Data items

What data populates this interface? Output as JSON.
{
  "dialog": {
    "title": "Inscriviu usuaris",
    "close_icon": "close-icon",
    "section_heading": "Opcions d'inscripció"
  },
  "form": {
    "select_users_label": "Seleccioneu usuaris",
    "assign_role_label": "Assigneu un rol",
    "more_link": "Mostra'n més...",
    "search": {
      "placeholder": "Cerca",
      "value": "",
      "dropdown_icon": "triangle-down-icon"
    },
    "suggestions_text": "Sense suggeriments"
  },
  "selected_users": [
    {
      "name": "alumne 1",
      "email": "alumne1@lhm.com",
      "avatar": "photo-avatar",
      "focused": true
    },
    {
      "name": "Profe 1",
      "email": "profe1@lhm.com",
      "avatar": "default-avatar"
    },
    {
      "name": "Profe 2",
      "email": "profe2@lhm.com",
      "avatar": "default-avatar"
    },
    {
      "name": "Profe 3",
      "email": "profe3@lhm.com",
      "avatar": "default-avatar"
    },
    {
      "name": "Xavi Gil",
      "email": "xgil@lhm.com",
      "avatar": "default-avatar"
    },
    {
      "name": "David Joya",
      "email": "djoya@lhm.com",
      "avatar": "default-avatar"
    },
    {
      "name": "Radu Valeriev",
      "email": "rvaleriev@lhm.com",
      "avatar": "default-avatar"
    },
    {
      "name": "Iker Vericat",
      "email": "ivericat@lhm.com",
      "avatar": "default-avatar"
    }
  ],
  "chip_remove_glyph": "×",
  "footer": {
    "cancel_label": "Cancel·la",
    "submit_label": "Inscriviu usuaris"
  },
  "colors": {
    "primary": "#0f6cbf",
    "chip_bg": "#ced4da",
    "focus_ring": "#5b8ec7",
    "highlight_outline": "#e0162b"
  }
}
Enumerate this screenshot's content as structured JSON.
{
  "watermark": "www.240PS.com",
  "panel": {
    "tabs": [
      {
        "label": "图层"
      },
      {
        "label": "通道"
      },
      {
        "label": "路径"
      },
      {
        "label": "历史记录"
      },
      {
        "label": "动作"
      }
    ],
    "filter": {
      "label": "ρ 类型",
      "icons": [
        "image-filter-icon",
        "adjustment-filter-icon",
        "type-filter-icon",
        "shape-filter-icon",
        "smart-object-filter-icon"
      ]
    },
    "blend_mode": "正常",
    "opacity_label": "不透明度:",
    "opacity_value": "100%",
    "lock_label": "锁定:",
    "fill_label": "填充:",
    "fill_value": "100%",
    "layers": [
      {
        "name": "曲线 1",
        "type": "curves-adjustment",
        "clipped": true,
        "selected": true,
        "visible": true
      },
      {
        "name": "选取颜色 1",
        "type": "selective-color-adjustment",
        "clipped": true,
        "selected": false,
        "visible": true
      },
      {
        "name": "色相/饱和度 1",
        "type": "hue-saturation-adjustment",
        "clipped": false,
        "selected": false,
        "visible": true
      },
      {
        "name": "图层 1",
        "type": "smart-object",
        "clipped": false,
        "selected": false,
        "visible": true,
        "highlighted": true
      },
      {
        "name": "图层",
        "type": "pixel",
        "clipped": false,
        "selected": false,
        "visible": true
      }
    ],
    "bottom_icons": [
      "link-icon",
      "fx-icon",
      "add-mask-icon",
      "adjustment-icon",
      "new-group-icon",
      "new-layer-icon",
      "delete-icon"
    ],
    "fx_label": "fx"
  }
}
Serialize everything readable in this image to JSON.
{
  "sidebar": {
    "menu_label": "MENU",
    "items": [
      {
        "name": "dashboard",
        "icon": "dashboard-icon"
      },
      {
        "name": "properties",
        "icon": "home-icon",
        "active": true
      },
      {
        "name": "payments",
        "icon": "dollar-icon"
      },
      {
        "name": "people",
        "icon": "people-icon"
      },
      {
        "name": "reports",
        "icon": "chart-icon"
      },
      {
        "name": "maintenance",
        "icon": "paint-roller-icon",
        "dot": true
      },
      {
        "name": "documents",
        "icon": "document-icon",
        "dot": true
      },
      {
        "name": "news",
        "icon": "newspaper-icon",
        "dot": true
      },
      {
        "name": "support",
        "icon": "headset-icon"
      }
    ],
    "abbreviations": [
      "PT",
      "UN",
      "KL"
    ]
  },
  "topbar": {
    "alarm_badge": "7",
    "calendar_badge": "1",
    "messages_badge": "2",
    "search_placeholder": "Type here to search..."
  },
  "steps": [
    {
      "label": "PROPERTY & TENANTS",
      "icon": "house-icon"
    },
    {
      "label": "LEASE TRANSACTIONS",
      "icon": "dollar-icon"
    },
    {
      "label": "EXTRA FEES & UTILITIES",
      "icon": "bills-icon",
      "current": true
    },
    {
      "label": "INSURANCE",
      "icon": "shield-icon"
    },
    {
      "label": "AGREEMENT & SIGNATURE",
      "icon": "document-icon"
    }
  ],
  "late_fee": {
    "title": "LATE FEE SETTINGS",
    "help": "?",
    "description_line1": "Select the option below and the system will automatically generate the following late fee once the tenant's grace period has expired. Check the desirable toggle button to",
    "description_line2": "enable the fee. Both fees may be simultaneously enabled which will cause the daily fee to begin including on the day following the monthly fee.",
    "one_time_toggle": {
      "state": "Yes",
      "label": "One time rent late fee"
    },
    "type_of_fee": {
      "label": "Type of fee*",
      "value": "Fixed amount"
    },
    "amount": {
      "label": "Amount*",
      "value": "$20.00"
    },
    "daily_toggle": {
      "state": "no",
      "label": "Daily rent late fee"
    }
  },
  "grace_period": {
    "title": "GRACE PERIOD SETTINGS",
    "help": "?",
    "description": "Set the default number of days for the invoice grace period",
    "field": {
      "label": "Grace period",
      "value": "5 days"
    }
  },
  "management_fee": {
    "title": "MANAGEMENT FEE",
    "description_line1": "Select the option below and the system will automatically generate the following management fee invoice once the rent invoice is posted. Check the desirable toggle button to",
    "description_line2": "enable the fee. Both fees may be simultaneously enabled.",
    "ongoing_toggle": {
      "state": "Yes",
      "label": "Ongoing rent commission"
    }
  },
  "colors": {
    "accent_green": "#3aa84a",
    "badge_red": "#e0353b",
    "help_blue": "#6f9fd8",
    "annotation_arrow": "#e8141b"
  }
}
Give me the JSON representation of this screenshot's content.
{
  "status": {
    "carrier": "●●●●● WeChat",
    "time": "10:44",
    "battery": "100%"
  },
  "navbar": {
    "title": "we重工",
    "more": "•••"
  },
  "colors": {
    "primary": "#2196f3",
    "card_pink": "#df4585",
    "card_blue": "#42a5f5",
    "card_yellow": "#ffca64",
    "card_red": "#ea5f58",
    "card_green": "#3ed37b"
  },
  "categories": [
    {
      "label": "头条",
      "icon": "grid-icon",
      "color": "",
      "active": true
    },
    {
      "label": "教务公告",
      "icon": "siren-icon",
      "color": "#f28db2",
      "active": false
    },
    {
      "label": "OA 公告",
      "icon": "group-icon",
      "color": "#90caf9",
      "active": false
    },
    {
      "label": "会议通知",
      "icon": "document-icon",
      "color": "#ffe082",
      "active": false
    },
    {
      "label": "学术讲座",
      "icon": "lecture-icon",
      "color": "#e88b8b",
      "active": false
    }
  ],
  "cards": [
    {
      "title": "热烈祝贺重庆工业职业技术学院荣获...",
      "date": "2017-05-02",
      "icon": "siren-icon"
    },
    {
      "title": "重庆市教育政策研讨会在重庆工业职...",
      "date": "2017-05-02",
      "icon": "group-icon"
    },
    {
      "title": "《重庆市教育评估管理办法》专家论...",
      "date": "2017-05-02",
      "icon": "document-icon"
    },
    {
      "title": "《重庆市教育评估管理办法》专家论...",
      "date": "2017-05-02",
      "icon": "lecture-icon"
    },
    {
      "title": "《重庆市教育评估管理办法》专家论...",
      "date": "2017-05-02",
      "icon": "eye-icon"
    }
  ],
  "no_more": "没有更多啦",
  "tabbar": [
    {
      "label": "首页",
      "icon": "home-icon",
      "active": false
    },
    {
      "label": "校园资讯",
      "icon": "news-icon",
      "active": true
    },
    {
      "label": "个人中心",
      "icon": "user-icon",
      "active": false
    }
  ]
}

### INSTRUCTION
Go through the listing above and list every line that has the word "filter".

### RESULT
    "filter": {
        "image-filter-icon",
        "adjustment-filter-icon",
        "type-filter-icon",
        "shape-filter-icon",
        "smart-object-filter-icon"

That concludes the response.